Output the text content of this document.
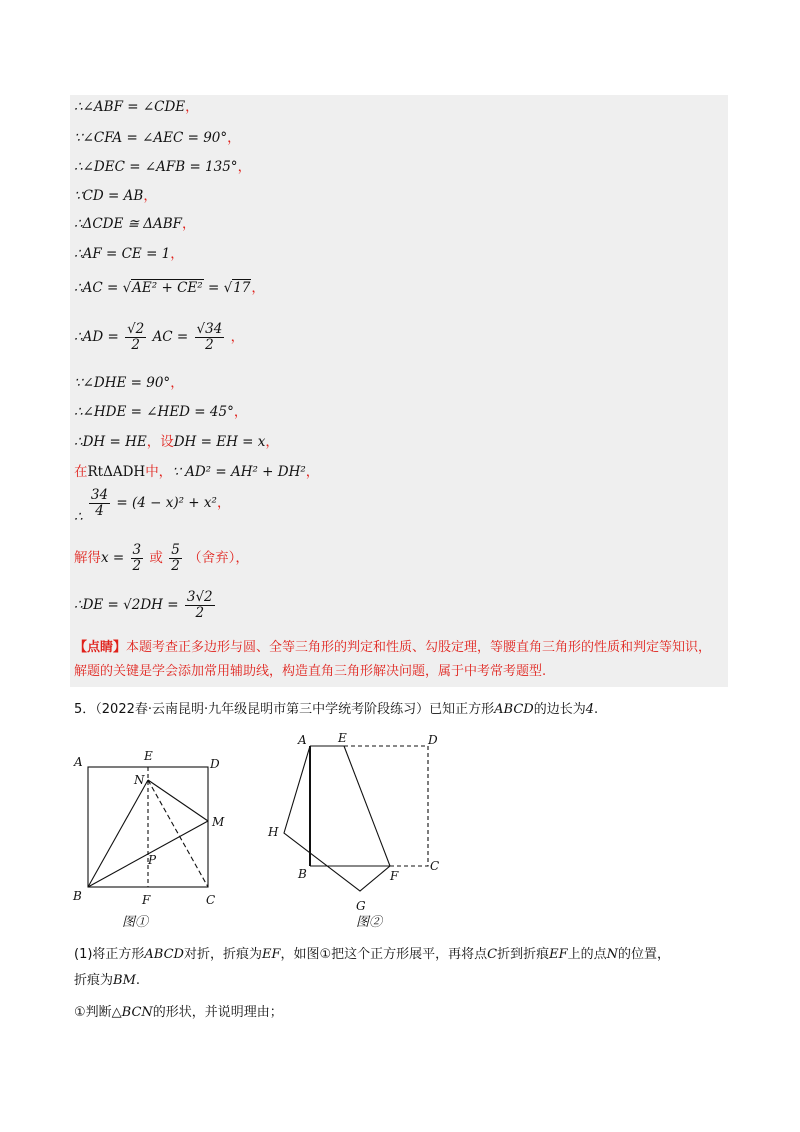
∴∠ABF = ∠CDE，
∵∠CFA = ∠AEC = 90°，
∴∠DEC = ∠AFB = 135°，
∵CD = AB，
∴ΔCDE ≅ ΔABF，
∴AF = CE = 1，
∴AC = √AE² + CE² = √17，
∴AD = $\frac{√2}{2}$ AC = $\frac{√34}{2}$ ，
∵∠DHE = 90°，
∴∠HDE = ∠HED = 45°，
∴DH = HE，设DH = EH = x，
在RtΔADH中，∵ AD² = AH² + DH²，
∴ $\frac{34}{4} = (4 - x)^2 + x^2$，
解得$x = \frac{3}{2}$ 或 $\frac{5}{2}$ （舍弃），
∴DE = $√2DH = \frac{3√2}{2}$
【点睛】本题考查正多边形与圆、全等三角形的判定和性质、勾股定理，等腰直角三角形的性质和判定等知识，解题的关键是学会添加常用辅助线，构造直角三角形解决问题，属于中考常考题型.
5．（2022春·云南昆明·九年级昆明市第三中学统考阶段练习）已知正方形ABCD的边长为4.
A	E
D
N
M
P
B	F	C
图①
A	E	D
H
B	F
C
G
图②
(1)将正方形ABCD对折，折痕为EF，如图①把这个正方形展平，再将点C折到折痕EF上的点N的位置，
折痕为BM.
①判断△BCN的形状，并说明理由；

_Exercise_:
All the material shown above is to be copied exactly, with no pictures carried over.

_Correct answer_:
Output the text content of this document.
∴∠ABF = ∠CDE，
∵∠CFA = ∠AEC = 90°，
∴∠DEC = ∠AFB = 135°，
∵CD = AB，
∴ΔCDE ≅ ΔABF，
∴AF = CE = 1，
∴AC = √AE² + CE² = √17，
∴AD = $\frac{√2}{2}$ AC = $\frac{√34}{2}$ ，
∵∠DHE = 90°，
∴∠HDE = ∠HED = 45°，
∴DH = HE，设DH = EH = x，
在RtΔADH中，∵ AD² = AH² + DH²，
∴ $\frac{34}{4} = (4 - x)^2 + x^2$，
解得$x = \frac{3}{2}$ 或 $\frac{5}{2}$ （舍弃），
∴DE = $√2DH = \frac{3√2}{2}$
【点睛】本题考查正多边形与圆、全等三角形的判定和性质、勾股定理，等腰直角三角形的性质和判定等知识，解题的关键是学会添加常用辅助线，构造直角三角形解决问题，属于中考常考题型.
5．（2022春·云南昆明·九年级昆明市第三中学统考阶段练习）已知正方形ABCD的边长为4.
A	E
D
N
M
P
B	F	C
图①
A	E	D
H
B	F
C
G
图②
(1)将正方形ABCD对折，折痕为EF，如图①把这个正方形展平，再将点C折到折痕EF上的点N的位置，
折痕为BM.
①判断△BCN的形状，并说明理由；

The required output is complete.